** BEGIN RECORDS FOR PROCESSING **
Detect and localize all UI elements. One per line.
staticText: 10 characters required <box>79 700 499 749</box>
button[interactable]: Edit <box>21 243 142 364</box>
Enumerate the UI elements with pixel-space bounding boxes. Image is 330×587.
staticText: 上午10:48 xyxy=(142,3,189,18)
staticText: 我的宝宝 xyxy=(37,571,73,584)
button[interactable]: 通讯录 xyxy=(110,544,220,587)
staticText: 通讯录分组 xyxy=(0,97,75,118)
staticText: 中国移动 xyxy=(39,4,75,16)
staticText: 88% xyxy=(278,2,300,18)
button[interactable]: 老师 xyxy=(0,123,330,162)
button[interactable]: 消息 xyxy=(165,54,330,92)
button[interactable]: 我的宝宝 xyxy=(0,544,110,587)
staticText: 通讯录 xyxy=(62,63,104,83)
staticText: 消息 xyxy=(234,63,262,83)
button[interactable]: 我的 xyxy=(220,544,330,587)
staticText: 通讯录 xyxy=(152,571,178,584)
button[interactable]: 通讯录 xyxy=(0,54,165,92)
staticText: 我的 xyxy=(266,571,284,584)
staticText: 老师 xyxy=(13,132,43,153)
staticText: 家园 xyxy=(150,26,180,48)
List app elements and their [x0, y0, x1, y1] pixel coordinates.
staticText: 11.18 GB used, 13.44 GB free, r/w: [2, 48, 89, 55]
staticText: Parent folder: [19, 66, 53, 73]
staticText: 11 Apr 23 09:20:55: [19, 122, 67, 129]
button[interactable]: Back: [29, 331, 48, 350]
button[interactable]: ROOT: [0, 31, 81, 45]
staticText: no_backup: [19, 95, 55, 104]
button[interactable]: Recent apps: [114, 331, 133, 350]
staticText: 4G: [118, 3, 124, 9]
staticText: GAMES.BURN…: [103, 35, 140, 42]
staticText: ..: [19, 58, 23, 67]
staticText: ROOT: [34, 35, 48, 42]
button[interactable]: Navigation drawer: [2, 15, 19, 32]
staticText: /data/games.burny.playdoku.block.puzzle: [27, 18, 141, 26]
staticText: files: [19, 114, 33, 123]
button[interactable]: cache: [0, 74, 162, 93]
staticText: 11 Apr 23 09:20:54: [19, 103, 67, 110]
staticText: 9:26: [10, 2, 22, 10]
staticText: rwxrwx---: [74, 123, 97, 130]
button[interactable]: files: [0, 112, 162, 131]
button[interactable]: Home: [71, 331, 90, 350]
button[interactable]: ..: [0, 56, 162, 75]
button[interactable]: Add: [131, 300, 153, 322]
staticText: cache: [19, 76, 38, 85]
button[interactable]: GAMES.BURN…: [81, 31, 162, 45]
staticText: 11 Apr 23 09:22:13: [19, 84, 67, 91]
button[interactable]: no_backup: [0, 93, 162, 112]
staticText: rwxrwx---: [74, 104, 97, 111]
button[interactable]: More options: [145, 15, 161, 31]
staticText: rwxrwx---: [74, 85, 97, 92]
** END RECORDS FOR PROCESSING **
EXERCISE GOAL: Copy the entire listing above line for line, keeping every character and bracket unchanged.

ANSWER TO THE PROBLEM:
Detect and localize all UI elements. One per line.
staticText: 10 characters required <box>79 700 499 749</box>
button[interactable]: Edit <box>21 243 142 364</box>
Enumerate the UI elements with pixel-space bounding boxes. Image is 330×587.
staticText: 上午10:48 xyxy=(142,3,189,18)
staticText: 我的宝宝 xyxy=(37,571,73,584)
button[interactable]: 通讯录 xyxy=(110,544,220,587)
staticText: 通讯录分组 xyxy=(0,97,75,118)
staticText: 中国移动 xyxy=(39,4,75,16)
staticText: 88% xyxy=(278,2,300,18)
button[interactable]: 老师 xyxy=(0,123,330,162)
button[interactable]: 消息 xyxy=(165,54,330,92)
button[interactable]: 我的宝宝 xyxy=(0,544,110,587)
staticText: 通讯录 xyxy=(62,63,104,83)
staticText: 消息 xyxy=(234,63,262,83)
button[interactable]: 我的 xyxy=(220,544,330,587)
staticText: 通讯录 xyxy=(152,571,178,584)
button[interactable]: 通讯录 xyxy=(0,54,165,92)
staticText: 我的 xyxy=(266,571,284,584)
staticText: 老师 xyxy=(13,132,43,153)
staticText: 家园 xyxy=(150,26,180,48)
List app elements and their [x0, y0, x1, y1] pixel coordinates.
staticText: 11.18 GB used, 13.44 GB free, r/w: [2, 48, 89, 55]
staticText: Parent folder: [19, 66, 53, 73]
staticText: 11 Apr 23 09:20:55: [19, 122, 67, 129]
button[interactable]: Back: [29, 331, 48, 350]
button[interactable]: ROOT: [0, 31, 81, 45]
staticText: no_backup: [19, 95, 55, 104]
button[interactable]: Recent apps: [114, 331, 133, 350]
staticText: 4G: [118, 3, 124, 9]
staticText: GAMES.BURN…: [103, 35, 140, 42]
staticText: ..: [19, 58, 23, 67]
staticText: ROOT: [34, 35, 48, 42]
button[interactable]: Navigation drawer: [2, 15, 19, 32]
staticText: /data/games.burny.playdoku.block.puzzle: [27, 18, 141, 26]
staticText: files: [19, 114, 33, 123]
button[interactable]: cache: [0, 74, 162, 93]
staticText: 11 Apr 23 09:20:54: [19, 103, 67, 110]
staticText: 9:26: [10, 2, 22, 10]
staticText: rwxrwx---: [74, 123, 97, 130]
button[interactable]: files: [0, 112, 162, 131]
button[interactable]: Home: [71, 331, 90, 350]
button[interactable]: ..: [0, 56, 162, 75]
button[interactable]: Add: [131, 300, 153, 322]
staticText: cache: [19, 76, 38, 85]
button[interactable]: GAMES.BURN…: [81, 31, 162, 45]
staticText: 11 Apr 23 09:22:13: [19, 84, 67, 91]
button[interactable]: no_backup: [0, 93, 162, 112]
staticText: rwxrwx---: [74, 104, 97, 111]
button[interactable]: More options: [145, 15, 161, 31]
staticText: rwxrwx---: [74, 85, 97, 92]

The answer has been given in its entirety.